BEGIN Provided records

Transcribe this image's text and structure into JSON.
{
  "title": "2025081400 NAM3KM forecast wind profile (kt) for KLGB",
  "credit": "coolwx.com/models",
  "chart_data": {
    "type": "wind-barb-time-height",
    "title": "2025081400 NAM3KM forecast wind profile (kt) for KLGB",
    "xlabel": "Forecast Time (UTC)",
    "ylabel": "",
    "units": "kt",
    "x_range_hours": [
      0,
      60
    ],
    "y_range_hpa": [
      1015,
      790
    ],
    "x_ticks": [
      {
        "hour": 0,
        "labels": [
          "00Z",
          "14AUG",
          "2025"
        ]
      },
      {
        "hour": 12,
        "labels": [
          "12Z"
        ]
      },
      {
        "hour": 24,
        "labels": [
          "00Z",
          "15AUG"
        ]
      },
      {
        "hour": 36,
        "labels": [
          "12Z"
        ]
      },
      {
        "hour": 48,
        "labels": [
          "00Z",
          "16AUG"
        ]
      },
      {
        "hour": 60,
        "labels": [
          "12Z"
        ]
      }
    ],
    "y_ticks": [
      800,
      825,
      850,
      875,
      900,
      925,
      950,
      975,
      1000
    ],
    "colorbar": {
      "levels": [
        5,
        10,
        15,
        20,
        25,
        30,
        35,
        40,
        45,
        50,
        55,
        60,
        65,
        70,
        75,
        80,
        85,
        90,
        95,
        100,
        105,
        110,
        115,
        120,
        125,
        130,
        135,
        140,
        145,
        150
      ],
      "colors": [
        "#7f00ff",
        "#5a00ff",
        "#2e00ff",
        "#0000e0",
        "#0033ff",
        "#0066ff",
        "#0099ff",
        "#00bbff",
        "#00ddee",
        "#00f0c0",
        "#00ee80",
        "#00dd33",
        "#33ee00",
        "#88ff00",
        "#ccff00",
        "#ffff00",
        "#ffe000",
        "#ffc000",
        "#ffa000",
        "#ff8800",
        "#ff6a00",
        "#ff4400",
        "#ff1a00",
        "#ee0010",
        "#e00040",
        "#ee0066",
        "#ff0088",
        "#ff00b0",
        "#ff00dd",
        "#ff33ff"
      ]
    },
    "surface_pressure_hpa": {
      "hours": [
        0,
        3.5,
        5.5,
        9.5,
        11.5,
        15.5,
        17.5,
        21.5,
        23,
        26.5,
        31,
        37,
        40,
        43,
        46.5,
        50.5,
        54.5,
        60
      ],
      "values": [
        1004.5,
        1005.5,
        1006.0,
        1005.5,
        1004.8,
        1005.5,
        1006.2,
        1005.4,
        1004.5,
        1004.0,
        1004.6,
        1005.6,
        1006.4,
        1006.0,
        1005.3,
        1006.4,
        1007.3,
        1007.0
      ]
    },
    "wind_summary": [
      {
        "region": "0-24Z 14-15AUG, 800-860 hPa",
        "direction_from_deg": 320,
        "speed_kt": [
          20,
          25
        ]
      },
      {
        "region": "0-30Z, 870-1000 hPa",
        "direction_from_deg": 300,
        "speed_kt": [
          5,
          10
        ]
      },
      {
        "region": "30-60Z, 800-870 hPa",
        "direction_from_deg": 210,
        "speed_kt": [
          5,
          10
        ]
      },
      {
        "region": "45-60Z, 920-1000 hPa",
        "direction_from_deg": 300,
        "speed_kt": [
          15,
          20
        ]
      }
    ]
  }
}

END Provided records

**Written task:** From the listing above, collect each line in which the string "KLGB" appears.

**Exercise solution:**
  "title": "2025081400 NAM3KM forecast wind profile (kt) for KLGB",
    "title": "2025081400 NAM3KM forecast wind profile (kt) for KLGB",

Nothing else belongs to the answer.